Twitter in the 2019 Indian General Elections: Trends of Use Across States and Parties
Twitter was used widely by various parties, especially political leaders, during the 2019 general election campaign. In this article, a database of 6.9 million tweets is analysed to examine key trends across the parties’ use of social media during election time.
The use of social media as the primary means of public outreach was one of the notable features of the 2019 general elections (Press Trust of India 2019). After Prime Minister Narendra Modi’s successes with the use of Twitter and Facebook in the 2014 elections (Rao 2018), politicians from various states jumped onto the bandwagon, building Twitter profiles for themselves and getting their party politicians to do the same (Pal 2019). The 2019 elections, thus, saw every single major political party create some form of a digital presence, with several shifting significant parts of their political campaign online, and cutting out the mainstream press as an intermediary in the process (Hindu 2019; Prasad 2019).

* * * * * * *

◆ Required task 1: For the article on Twitter in the 2019 Indian elections, decide whether each statement agrees with it. Answer yes or no for each, and quote the words from the article that settle it. (a) The study looks at a database of 6.9 million tweets. (b) In 2019, only the ruling party set up a presence online. (c) Narendra Modi's successes with Twitter and Facebook came in the 2014 elections.
◆ Required task 2: Pick up the article on Twitter in the 2019 Indian elections after its final sentence and write the next paragraph.
The listing that comes next has no connection to the article on Twitter in the 2019 Indian elections.

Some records
* * * * * * *

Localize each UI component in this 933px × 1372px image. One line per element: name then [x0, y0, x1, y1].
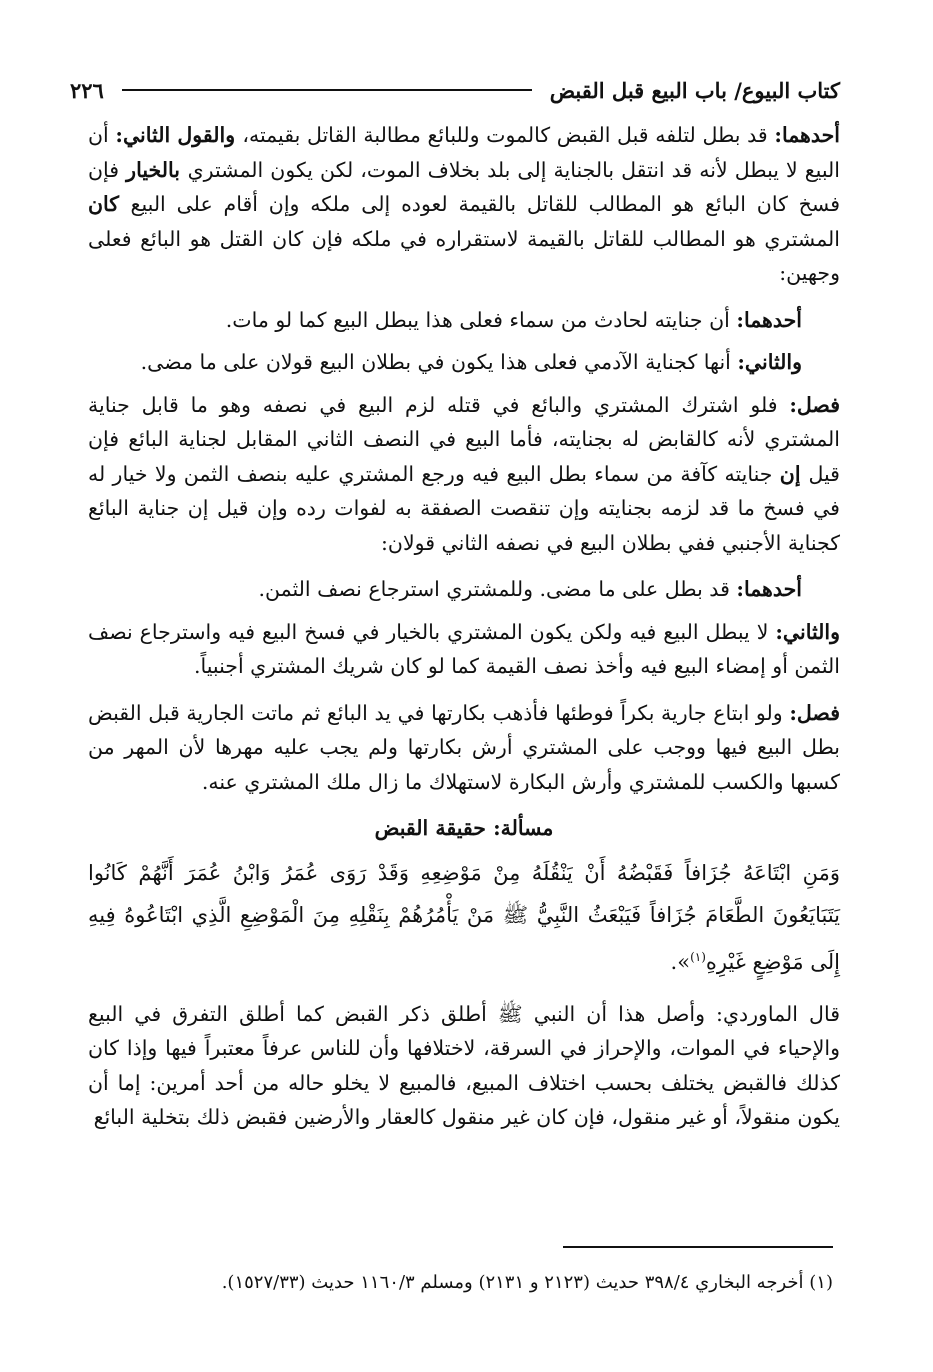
- p2-lead: أحدهما:: [736, 307, 802, 332]
- page-body: [88, 118, 840, 1147]
- paragraph-1: [88, 118, 840, 291]
- p1-lead3: بالخيار: [126, 157, 188, 182]
- paragraph-5: [88, 572, 840, 607]
- p4-text2: جنايته كآفة من سماء بطل البيع فيه ورجع المشتري عليه بنصف الثمن ولا خيار له في فسخ ما قد لزمه بجنايته وإن تنقصت الصفقة به لفوات رده وإن قيل إن جناية البائع كجناية الأجنبي ففي بطلان البيع في نصفه الثاني قولان:: [88, 461, 840, 555]
- section-heading: مسألة: حقيقة القبض: [374, 816, 554, 840]
- p7-text: ولو ابتاع جارية بكراً فوطئها فأذهب بكارتها في يد البائع ثم ماتت الجارية قبل القبض بطل البيع فيها ووجب على المشتري أرش بكارتها ولم يجب عليه مهرها لأن المهر من كسبها والكسب للمشتري وأرش البكارة لاستهلاك ما زال ملك المشتري عنه.: [88, 700, 840, 794]
- quote-text: وَمَنِ ابْتَاعَهُ جُزَافاً فَقَبْضُهُ أَنْ يَنْقُلَهُ مِنْ مَوْضِعِهِ وَقَدْ رَوَى عُمَرُ وَابْنُ عُمَرَ أَنَّهُمْ كَانُوا يَتَبَايَعُونَ الطَّعَامَ جُزَافاً فَيَبْعَثُ النَّبِيُّ ﷺ مَنْ يَأْمُرُهُمْ بِنَقْلِهِ مِنَ الْمَوْضِعِ الَّذِي ابْتَاعُوهُ فِيهِ إِلَى مَوْضِعٍ غَيْرِهِ: [88, 860, 840, 974]
- page-number: ٢٢٦: [70, 77, 104, 103]
- header-rule: [122, 89, 532, 91]
- p5-lead: أحدهما:: [736, 577, 802, 601]
- footnote: [93, 1268, 833, 1298]
- p4-lead2: إن: [779, 461, 809, 486]
- footnote-ref: (١): [690, 949, 706, 964]
- p6-lead: والثاني:: [775, 619, 840, 644]
- p1-lead2: والقول الثاني:: [115, 123, 243, 147]
- p1-text4: المشتري هو المطالب للقاتل بالقيمة لاستقراره في ملكه فإن كان القتل هو البائع فعلى وجهين:: [88, 226, 840, 285]
- p8-text: قال الماوردي: وأصل هذا أن النبي ﷺ أطلق ذكر القبض كما أطلق التفرق في البيع والإحياء في الموات، والإحراز في السرقة، لاختلافها وأن للناس عرفاً معتبراً فيها وإذا كان كذلك فالقبض يختلف بحسب اختلاف المبيع، فالمبيع لا يخلو حاله من أحد أمرين: إما أن يكون منقولاً، أو غير منقول، فإن كان غير منقول كالعقار والأرضين فقبض ذلك بتخلية البائع: [88, 1001, 840, 1129]
- paragraph-6: [88, 615, 840, 684]
- p6-text: لا يبطل البيع فيه ولكن يكون المشتري بالخيار في فسخ البيع فيه واسترجاع نصف الثمن أو إمضاء البيع فيه وأخذ نصف القيمة كما لو كان شريك المشتري أجنبياً.: [88, 619, 840, 678]
- paragraph-3: [88, 345, 840, 380]
- p1-text2: أن البيع لا يبطل لأنه قد انتقل بالجناية إلى بلد بخلاف الموت، لكن يكون المشتري: [88, 123, 840, 182]
- running-header: [70, 70, 840, 110]
- paragraph-2: [88, 303, 840, 338]
- header-title: كتاب البيوع/ باب البيع قبل القبض: [549, 77, 840, 103]
- paragraph-4: [88, 388, 840, 561]
- p1-lead1: أحدهما:: [774, 123, 840, 147]
- p1-text3: فإن فسخ كان البائع هو المطالب للقاتل بالقيمة لعوده إلى ملكه وإن أقام على البيع: [88, 157, 841, 216]
- quote-end: ».: [670, 949, 691, 974]
- p3-text: أنها كجناية الآدمي فعلى هذا يكون في بطلان البيع قولان على ما مضى.: [140, 350, 738, 374]
- quoted-text: [88, 852, 840, 983]
- p4-text1: فلو اشترك المشتري والبائع في قتله لزم البيع في نصفه وهو ما قابل جناية المشتري لأنه كالقابض له بجنايته، فأما البيع في النصف الثاني المقابل لجناية البائع فإن قيل: [88, 392, 840, 486]
- p5-text: قد بطل على ما مضى. وللمشتري استرجاع نصف الثمن.: [258, 577, 737, 601]
- paragraph-7: [88, 696, 840, 800]
- p2-text: أن جنايته لحادث من سماء فعلى هذا يبطل البيع كما لو مات.: [225, 307, 737, 332]
- p1-text1: قد بطل لتلفه قبل القبض كالموت وللبائع مطالبة القاتل بقيمته،: [242, 123, 775, 147]
- p7-lead: فصل:: [789, 700, 840, 725]
- paragraph-8: [88, 997, 840, 1135]
- footnote-text: أخرجه البخاري ٣٩٨/٤ حديث (٢١٢٣ و ٢١٣١) ومسلم ١١٦٠/٣ حديث (١٥٢٧/٣٣).: [221, 1272, 804, 1293]
- p3-lead: والثاني:: [737, 350, 802, 374]
- footnote-marker: (١): [809, 1272, 833, 1293]
- footnote-rule: [563, 1246, 833, 1248]
- p4-lead: فصل:: [789, 392, 840, 417]
- p1-lead4: كان: [88, 192, 131, 216]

* * * * * * *

◆ Exercise response 1:
(a) Yes: "a database of 6.9 million tweets is analysed"
(b) No: "saw every single major political party create some form of a digital presence"
(c) Yes: "After Prime Minister Narendra Modi’s successes with the use of Twitter and Facebook in the 2014 elections"

◆ Exercise response 2:
The 2014 elections were also important for bringing to light personality-centric politics. That is, Modi was far more central to the social media discourse of the party than its social or economic ideology (Kaur 2015). Modi humanised the campaign and anchored it to his individual professional and personal characteristics. Thus, for him, the story of an earthy, self-made politician working his way up, from delivering tea to helming a political movement, was aided by the affordances of social media that enabled the creation of a “man for all seasons” (Gulati 2016). This was achieved through pictures of him in various avatars, alongside citizens, leaders, celebrities, and family members (Jain and Ganesh 2019; Sen 2016).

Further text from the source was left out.